# Requirement:
Among the entries, which lines carry the string "this"? Copy each of them.

# Rows from a dataset:
----------

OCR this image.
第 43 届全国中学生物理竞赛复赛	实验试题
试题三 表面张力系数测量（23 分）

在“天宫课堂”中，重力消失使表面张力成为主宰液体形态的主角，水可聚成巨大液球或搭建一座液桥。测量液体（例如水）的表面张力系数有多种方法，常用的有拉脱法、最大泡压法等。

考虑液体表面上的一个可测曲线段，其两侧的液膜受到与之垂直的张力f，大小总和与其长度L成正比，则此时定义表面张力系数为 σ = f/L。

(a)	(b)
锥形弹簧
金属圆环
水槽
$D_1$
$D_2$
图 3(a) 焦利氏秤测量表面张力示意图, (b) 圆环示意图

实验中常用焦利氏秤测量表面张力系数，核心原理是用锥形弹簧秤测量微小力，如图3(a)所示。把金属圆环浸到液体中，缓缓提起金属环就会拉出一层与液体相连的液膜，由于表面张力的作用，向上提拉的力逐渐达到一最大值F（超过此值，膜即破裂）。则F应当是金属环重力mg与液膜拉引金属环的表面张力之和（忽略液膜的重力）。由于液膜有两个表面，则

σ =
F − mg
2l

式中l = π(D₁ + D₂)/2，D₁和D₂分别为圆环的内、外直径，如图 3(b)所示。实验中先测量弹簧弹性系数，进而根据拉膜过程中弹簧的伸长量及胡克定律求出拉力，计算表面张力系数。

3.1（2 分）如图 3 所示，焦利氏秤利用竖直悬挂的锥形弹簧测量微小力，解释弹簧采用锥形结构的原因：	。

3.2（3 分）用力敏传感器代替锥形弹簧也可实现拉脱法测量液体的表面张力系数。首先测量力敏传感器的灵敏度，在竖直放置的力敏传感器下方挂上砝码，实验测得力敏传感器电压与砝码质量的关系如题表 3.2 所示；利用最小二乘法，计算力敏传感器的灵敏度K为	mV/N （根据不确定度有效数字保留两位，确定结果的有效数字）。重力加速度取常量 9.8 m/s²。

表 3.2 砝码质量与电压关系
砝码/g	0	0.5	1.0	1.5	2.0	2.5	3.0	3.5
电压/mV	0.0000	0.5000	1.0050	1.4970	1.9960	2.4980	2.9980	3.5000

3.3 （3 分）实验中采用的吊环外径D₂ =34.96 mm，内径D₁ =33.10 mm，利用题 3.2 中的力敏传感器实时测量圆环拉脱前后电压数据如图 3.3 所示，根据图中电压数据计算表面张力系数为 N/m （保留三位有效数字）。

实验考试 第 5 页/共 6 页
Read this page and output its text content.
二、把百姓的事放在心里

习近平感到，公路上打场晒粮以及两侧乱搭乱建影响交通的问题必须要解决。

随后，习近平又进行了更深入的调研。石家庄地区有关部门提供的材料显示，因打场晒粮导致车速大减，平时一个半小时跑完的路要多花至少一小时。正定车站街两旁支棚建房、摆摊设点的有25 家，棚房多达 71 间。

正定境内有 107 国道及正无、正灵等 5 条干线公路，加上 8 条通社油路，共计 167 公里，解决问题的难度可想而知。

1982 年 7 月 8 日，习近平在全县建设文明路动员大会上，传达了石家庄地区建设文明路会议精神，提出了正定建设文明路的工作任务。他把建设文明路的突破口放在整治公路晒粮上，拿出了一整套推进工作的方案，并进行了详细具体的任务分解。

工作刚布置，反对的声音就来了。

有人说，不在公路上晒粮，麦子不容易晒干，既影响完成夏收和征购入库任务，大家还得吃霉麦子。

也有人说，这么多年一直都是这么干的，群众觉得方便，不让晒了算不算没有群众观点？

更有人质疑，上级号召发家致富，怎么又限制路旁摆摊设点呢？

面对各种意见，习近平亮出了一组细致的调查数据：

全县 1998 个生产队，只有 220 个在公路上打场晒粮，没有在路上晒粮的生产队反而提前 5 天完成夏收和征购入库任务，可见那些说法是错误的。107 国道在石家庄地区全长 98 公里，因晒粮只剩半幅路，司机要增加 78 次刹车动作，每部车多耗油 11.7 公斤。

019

----------

# Exercise response:
OCR this image.
Read this page and output its text content.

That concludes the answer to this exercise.